# START OF Records supplied

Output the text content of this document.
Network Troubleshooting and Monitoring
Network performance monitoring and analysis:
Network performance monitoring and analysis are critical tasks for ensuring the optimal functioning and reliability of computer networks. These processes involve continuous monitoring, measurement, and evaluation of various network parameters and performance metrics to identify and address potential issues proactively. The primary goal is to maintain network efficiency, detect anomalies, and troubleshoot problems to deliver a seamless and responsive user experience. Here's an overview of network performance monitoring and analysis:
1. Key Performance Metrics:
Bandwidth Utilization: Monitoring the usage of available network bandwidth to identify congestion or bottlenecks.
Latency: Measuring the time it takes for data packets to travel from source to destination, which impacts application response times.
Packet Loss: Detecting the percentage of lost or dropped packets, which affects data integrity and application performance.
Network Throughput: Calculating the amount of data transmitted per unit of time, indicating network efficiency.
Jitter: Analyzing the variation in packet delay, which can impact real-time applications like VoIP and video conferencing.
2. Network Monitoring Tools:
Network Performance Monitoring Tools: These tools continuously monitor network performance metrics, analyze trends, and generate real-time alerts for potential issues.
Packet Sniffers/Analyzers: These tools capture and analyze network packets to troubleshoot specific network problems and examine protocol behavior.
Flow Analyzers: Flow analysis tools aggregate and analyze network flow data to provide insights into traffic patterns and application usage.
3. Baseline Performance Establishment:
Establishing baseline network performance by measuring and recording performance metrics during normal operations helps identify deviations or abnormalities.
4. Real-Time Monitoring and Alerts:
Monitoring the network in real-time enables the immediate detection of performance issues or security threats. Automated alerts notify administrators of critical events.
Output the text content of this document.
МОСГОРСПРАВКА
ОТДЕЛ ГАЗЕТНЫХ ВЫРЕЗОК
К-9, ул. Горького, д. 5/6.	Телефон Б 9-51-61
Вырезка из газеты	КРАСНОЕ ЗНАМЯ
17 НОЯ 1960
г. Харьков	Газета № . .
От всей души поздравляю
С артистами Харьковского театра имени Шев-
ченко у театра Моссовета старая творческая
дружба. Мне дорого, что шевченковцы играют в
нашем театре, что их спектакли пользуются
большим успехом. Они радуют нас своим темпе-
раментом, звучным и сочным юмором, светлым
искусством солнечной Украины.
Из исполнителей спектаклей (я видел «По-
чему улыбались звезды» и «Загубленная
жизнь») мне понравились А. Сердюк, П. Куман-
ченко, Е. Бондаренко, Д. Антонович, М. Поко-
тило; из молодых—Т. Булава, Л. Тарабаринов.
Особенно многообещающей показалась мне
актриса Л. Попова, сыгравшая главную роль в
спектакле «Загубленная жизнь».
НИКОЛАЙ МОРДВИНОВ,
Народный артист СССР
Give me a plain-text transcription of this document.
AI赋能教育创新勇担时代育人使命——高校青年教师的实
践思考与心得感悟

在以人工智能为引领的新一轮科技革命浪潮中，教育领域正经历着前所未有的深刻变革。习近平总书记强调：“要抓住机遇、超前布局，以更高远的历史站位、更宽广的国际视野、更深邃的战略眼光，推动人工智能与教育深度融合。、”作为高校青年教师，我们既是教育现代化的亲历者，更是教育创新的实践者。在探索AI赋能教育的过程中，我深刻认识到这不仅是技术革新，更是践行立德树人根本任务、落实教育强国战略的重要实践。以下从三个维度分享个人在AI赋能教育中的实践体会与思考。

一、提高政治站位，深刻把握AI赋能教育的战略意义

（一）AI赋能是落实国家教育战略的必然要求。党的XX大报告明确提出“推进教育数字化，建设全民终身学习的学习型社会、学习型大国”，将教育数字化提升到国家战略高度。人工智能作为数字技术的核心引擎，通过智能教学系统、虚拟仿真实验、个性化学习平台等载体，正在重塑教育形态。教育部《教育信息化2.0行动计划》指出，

# END OF Records supplied

* [Task objective] Each record should come back exactly as written.

* [Exercise response]
Output the text content of this document.
Network Troubleshooting and Monitoring
Network performance monitoring and analysis:
Network performance monitoring and analysis are critical tasks for ensuring the optimal functioning and reliability of computer networks. These processes involve continuous monitoring, measurement, and evaluation of various network parameters and performance metrics to identify and address potential issues proactively. The primary goal is to maintain network efficiency, detect anomalies, and troubleshoot problems to deliver a seamless and responsive user experience. Here's an overview of network performance monitoring and analysis:
1. Key Performance Metrics:
Bandwidth Utilization: Monitoring the usage of available network bandwidth to identify congestion or bottlenecks.
Latency: Measuring the time it takes for data packets to travel from source to destination, which impacts application response times.
Packet Loss: Detecting the percentage of lost or dropped packets, which affects data integrity and application performance.
Network Throughput: Calculating the amount of data transmitted per unit of time, indicating network efficiency.
Jitter: Analyzing the variation in packet delay, which can impact real-time applications like VoIP and video conferencing.
2. Network Monitoring Tools:
Network Performance Monitoring Tools: These tools continuously monitor network performance metrics, analyze trends, and generate real-time alerts for potential issues.
Packet Sniffers/Analyzers: These tools capture and analyze network packets to troubleshoot specific network problems and examine protocol behavior.
Flow Analyzers: Flow analysis tools aggregate and analyze network flow data to provide insights into traffic patterns and application usage.
3. Baseline Performance Establishment:
Establishing baseline network performance by measuring and recording performance metrics during normal operations helps identify deviations or abnormalities.
4. Real-Time Monitoring and Alerts:
Monitoring the network in real-time enables the immediate detection of performance issues or security threats. Automated alerts notify administrators of critical events.
Output the text content of this document.
МОСГОРСПРАВКА
ОТДЕЛ ГАЗЕТНЫХ ВЫРЕЗОК
К-9, ул. Горького, д. 5/6.	Телефон Б 9-51-61
Вырезка из газеты	КРАСНОЕ ЗНАМЯ
17 НОЯ 1960
г. Харьков	Газета № . .
От всей души поздравляю
С артистами Харьковского театра имени Шев-
ченко у театра Моссовета старая творческая
дружба. Мне дорого, что шевченковцы играют в
нашем театре, что их спектакли пользуются
большим успехом. Они радуют нас своим темпе-
раментом, звучным и сочным юмором, светлым
искусством солнечной Украины.
Из исполнителей спектаклей (я видел «По-
чему улыбались звезды» и «Загубленная
жизнь») мне понравились А. Сердюк, П. Куман-
ченко, Е. Бондаренко, Д. Антонович, М. Поко-
тило; из молодых—Т. Булава, Л. Тарабаринов.
Особенно многообещающей показалась мне
актриса Л. Попова, сыгравшая главную роль в
спектакле «Загубленная жизнь».
НИКОЛАЙ МОРДВИНОВ,
Народный артист СССР
Give me a plain-text transcription of this document.
AI赋能教育创新勇担时代育人使命——高校青年教师的实
践思考与心得感悟

在以人工智能为引领的新一轮科技革命浪潮中，教育领域正经历着前所未有的深刻变革。习近平总书记强调：“要抓住机遇、超前布局，以更高远的历史站位、更宽广的国际视野、更深邃的战略眼光，推动人工智能与教育深度融合。、”作为高校青年教师，我们既是教育现代化的亲历者，更是教育创新的实践者。在探索AI赋能教育的过程中，我深刻认识到这不仅是技术革新，更是践行立德树人根本任务、落实教育强国战略的重要实践。以下从三个维度分享个人在AI赋能教育中的实践体会与思考。

一、提高政治站位，深刻把握AI赋能教育的战略意义

（一）AI赋能是落实国家教育战略的必然要求。党的XX大报告明确提出“推进教育数字化，建设全民终身学习的学习型社会、学习型大国”，将教育数字化提升到国家战略高度。人工智能作为数字技术的核心引擎，通过智能教学系统、虚拟仿真实验、个性化学习平台等载体，正在重塑教育形态。教育部《教育信息化2.0行动计划》指出，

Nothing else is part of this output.